→ **FRAGMENTO DEL DOCUMENTO**
━━━━━━━━━━━━━━━━━━━━━━━━━━━━━━
Es en este punto donde se puede apreciar la especial fidelidad del pontífice a la doctrina genuina del Vaticano II, en el surco de una recepción viva que profundiza enérgicamente en lo sustancial y desarrolla lo que entonces se encontraba solo in germine. Su percepción de los contenidos del capítulo II de Lumen gentium gira sobre una noción de «pueblo» lejana de un cierto «populismo» extendido durante el período inmediatamente posconciliar, cuando el concepto «pueblo» era frecuentemente entendido en clave de lucha de clases, según una óptica marxista, o siguiendo una tendencia sociológica y democratizadora.
Lo que evita estos extremos es una aproximación y penetración de la categoría «pueblo de Dios» desde la perspectiva de la comunión. Se ha subrayado, justamente, que, en Francisco, la eclesiología del pueblo de Dios del capítulo II de Lumen gentium está bien enmarcada por la Ecclesia de Trinitate del capítulo I, sobre la Iglesia como misterio de comunión 7. Conviene recordar, en este punto, un aspecto de la génesis de este texto conciliar no siempre tenido debidamente en cuenta. Es frecuente hacer referencia a la novedad que significó la nueva ordenación de los capítulos de la Constitución durante las discusiones en el aula conciliar. De la secuencia Iglesia, misterio, jerarquía, laicos, religiosos se pasó a la secuencia definitiva misterio, fieles, jerarquía, laicos, religiosos, separando del capítulo sobre los laicos del primer esquema lo que corresponde a la general condición cristiana (fieles) y anteponiéndolo al de la jerarquía. De este modo, se hablaba primero de lo que es sustancial y común a todos y luego de las diversas categorías de fieles.
━━━━━━━━━━━━━━━━━━━━━━━━━━━━━━
→ **ENTRADAS PROPORCIONADAS**

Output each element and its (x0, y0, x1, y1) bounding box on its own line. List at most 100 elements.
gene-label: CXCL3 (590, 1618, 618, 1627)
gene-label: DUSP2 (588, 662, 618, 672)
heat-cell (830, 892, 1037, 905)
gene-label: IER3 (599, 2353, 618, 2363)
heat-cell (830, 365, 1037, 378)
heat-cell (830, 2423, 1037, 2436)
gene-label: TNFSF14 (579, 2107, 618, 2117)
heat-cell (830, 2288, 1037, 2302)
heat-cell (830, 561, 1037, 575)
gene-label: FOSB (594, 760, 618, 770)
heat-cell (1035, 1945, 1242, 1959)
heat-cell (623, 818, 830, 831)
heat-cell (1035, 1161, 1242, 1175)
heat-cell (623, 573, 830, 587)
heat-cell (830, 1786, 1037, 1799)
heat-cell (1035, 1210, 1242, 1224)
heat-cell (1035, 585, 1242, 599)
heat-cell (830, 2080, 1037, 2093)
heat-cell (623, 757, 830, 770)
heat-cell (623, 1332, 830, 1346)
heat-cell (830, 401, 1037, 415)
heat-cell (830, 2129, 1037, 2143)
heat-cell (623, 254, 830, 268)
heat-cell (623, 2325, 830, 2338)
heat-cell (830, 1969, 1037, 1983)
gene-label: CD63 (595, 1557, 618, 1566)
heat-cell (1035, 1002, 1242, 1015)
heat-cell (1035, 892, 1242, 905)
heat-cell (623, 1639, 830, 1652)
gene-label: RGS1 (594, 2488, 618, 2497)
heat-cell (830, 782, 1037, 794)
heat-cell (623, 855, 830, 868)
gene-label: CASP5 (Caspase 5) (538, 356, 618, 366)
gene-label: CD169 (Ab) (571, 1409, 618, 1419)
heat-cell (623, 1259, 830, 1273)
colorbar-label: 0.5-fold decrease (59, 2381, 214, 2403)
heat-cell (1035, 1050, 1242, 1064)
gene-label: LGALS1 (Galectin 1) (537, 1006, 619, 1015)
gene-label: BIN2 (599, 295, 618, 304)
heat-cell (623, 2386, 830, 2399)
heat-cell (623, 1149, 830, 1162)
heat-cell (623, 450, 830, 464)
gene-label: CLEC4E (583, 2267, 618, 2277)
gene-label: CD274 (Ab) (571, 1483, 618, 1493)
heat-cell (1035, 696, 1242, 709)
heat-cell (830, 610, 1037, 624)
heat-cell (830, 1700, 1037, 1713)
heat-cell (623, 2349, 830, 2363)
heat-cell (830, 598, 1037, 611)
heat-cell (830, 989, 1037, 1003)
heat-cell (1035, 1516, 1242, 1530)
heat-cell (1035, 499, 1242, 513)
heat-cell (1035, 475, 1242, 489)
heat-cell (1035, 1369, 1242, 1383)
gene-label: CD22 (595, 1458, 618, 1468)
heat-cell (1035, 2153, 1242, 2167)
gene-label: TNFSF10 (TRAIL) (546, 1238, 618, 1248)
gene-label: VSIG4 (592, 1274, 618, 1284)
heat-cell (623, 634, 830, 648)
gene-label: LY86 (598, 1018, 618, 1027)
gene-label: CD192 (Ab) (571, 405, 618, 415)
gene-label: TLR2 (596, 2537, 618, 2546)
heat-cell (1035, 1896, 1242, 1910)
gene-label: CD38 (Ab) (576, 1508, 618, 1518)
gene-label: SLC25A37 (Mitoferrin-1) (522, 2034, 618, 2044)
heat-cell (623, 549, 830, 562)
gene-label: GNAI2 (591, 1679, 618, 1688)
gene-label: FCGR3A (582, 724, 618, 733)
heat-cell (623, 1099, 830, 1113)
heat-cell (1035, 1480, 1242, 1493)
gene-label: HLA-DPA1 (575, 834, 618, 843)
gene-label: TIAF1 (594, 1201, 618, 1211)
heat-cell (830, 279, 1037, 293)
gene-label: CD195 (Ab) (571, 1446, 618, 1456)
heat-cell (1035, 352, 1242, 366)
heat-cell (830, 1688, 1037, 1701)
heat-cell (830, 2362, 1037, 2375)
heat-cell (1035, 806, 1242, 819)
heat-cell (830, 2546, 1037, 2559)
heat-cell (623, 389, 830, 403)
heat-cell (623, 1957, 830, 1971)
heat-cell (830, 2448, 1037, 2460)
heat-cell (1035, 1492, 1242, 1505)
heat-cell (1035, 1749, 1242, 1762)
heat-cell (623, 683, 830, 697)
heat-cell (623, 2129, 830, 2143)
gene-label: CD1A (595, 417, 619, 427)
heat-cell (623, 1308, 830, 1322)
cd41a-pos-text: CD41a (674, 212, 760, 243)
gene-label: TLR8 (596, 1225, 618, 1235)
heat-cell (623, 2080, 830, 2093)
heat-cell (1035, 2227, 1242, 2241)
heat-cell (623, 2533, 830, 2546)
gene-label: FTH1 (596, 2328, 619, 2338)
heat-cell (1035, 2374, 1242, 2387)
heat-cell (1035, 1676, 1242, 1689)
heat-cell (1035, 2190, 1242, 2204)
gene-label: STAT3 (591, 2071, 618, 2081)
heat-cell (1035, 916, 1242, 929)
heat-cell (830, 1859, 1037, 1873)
━━━━━━━━━━━━━━━━━━━━━━━━━━━━━━
→ **EJERCICIOS PROPUESTOS**
1. Por favor, reescribe el fragmento sobre Lumen gentium empezando por "Es en este punto" y siguiendo hasta "sociológica y democratizadora.", con "papa" en lugar de "pontífice".
2. Convierte en una lista JSON de cadenas, una por línea y sin las líneas en blanco, las líneas del listado que empiezan en su inicio y siguen hasta la línea que contiene "gene-label: TLR2 (596, 2537, 618, 2546)", ambas incluidas.
El listado no guarda ninguna relación con el fragmento.

→ **SOLUCIONES**
1.
Es en este punto donde se puede apreciar la especial fidelidad del papa a la doctrina genuina del Vaticano II, en el surco de una recepción viva que profundiza enérgicamente en lo sustancial y desarrolla lo que entonces se encontraba solo in germine. Su percepción de los contenidos del capítulo II de Lumen gentium gira sobre una noción de «pueblo» lejana de un cierto «populismo» extendido durante el período inmediatamente posconciliar, cuando el concepto «pueblo» era frecuentemente entendido en clave de lucha de clases, según una óptica marxista, o siguiendo una tendencia sociológica y democratizadora.

2.
[
  "Output each element and its (x0, y0, x1, y1) bounding box on its own line. List at most 100 elements.",
  "gene-label: CXCL3 (590, 1618, 618, 1627)",
  "gene-label: DUSP2 (588, 662, 618, 672)",
  "heat-cell (830, 892, 1037, 905)",
  "gene-label: IER3 (599, 2353, 618, 2363)",
  "heat-cell (830, 365, 1037, 378)",
  "heat-cell (830, 2423, 1037, 2436)",
  "gene-label: TNFSF14 (579, 2107, 618, 2117)",
  "heat-cell (830, 2288, 1037, 2302)",
  "heat-cell (830, 561, 1037, 575)",
  "gene-label: FOSB (594, 760, 618, 770)",
  "heat-cell (1035, 1945, 1242, 1959)",
  "heat-cell (623, 818, 830, 831)",
  "heat-cell (1035, 1161, 1242, 1175)",
  "heat-cell (623, 573, 830, 587)",
  "heat-cell (830, 1786, 1037, 1799)",
  "heat-cell (1035, 1210, 1242, 1224)",
  "heat-cell (1035, 585, 1242, 599)",
  "heat-cell (830, 2080, 1037, 2093)",
  "heat-cell (623, 757, 830, 770)",
  "heat-cell (623, 1332, 830, 1346)",
  "heat-cell (830, 401, 1037, 415)",
  "heat-cell (830, 2129, 1037, 2143)",
  "heat-cell (623, 254, 830, 268)",
  "heat-cell (623, 2325, 830, 2338)",
  "heat-cell (830, 1969, 1037, 1983)",
  "gene-label: CD63 (595, 1557, 618, 1566)",
  "heat-cell (1035, 1002, 1242, 1015)",
  "heat-cell (1035, 892, 1242, 905)",
  "heat-cell (623, 1639, 830, 1652)",
  "gene-label: RGS1 (594, 2488, 618, 2497)",
  "heat-cell (830, 782, 1037, 794)",
  "heat-cell (623, 855, 830, 868)",
  "gene-label: CASP5 (Caspase 5) (538, 356, 618, 366)",
  "gene-label: CD169 (Ab) (571, 1409, 618, 1419)",
  "heat-cell (623, 1259, 830, 1273)",
  "colorbar-label: 0.5-fold decrease (59, 2381, 214, 2403)",
  "heat-cell (1035, 1050, 1242, 1064)",
  "gene-label: LGALS1 (Galectin 1) (537, 1006, 619, 1015)",
  "gene-label: BIN2 (599, 295, 618, 304)",
  "heat-cell (623, 2386, 830, 2399)",
  "heat-cell (623, 1149, 830, 1162)",
  "heat-cell (623, 450, 830, 464)",
  "gene-label: CLEC4E (583, 2267, 618, 2277)",
  "gene-label: CD274 (Ab) (571, 1483, 618, 1493)",
  "heat-cell (1035, 696, 1242, 709)",
  "heat-cell (830, 610, 1037, 624)",
  "heat-cell (830, 1700, 1037, 1713)",
  "heat-cell (623, 2349, 830, 2363)",
  "heat-cell (830, 598, 1037, 611)",
  "heat-cell (830, 989, 1037, 1003)",
  "heat-cell (1035, 1516, 1242, 1530)",
  "heat-cell (1035, 499, 1242, 513)",
  "heat-cell (1035, 475, 1242, 489)",
  "heat-cell (1035, 1369, 1242, 1383)",
  "gene-label: CD22 (595, 1458, 618, 1468)",
  "heat-cell (1035, 2153, 1242, 2167)",
  "gene-label: TNFSF10 (TRAIL) (546, 1238, 618, 1248)",
  "gene-label: VSIG4 (592, 1274, 618, 1284)",
  "heat-cell (623, 634, 830, 648)",
  "gene-label: LY86 (598, 1018, 618, 1027)",
  "gene-label: CD192 (Ab) (571, 405, 618, 415)",
  "gene-label: TLR2 (596, 2537, 618, 2546)"
]